What you will do: Write out each entry, exactly the way it appears.

Items from a dataset:
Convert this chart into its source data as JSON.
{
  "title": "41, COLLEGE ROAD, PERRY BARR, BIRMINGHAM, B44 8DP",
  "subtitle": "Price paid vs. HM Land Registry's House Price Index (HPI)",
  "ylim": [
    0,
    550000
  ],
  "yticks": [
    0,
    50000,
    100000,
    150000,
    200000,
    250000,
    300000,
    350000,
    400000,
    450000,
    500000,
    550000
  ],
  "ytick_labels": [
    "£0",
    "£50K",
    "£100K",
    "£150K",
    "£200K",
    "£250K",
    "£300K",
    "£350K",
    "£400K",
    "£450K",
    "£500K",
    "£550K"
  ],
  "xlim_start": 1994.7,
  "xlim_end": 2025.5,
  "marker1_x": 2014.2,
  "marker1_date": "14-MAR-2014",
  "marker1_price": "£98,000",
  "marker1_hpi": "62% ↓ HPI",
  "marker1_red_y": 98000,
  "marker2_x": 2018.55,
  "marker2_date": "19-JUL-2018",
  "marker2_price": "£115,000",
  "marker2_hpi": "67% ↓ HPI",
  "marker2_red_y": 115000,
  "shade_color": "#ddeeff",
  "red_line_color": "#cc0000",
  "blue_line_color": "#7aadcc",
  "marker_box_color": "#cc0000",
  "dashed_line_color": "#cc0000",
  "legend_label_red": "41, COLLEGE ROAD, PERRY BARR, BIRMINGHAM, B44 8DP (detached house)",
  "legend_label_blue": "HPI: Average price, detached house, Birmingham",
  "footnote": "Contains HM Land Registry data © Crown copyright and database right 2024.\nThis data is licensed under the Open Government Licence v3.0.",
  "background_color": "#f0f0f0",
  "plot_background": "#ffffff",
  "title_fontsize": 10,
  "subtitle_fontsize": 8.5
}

Correct answer:
Convert this chart into its source data as JSON.
{
  "title": "41, COLLEGE ROAD, PERRY BARR, BIRMINGHAM, B44 8DP",
  "subtitle": "Price paid vs. HM Land Registry's House Price Index (HPI)",
  "ylim": [
    0,
    550000
  ],
  "yticks": [
    0,
    50000,
    100000,
    150000,
    200000,
    250000,
    300000,
    350000,
    400000,
    450000,
    500000,
    550000
  ],
  "ytick_labels": [
    "£0",
    "£50K",
    "£100K",
    "£150K",
    "£200K",
    "£250K",
    "£300K",
    "£350K",
    "£400K",
    "£450K",
    "£500K",
    "£550K"
  ],
  "xlim_start": 1994.7,
  "xlim_end": 2025.5,
  "marker1_x": 2014.2,
  "marker1_date": "14-MAR-2014",
  "marker1_price": "£98,000",
  "marker1_hpi": "62% ↓ HPI",
  "marker1_red_y": 98000,
  "marker2_x": 2018.55,
  "marker2_date": "19-JUL-2018",
  "marker2_price": "£115,000",
  "marker2_hpi": "67% ↓ HPI",
  "marker2_red_y": 115000,
  "shade_color": "#ddeeff",
  "red_line_color": "#cc0000",
  "blue_line_color": "#7aadcc",
  "marker_box_color": "#cc0000",
  "dashed_line_color": "#cc0000",
  "legend_label_red": "41, COLLEGE ROAD, PERRY BARR, BIRMINGHAM, B44 8DP (detached house)",
  "legend_label_blue": "HPI: Average price, detached house, Birmingham",
  "footnote": "Contains HM Land Registry data © Crown copyright and database right 2024.\nThis data is licensed under the Open Government Licence v3.0.",
  "background_color": "#f0f0f0",
  "plot_background": "#ffffff",
  "title_fontsize": 10,
  "subtitle_fontsize": 8.5
}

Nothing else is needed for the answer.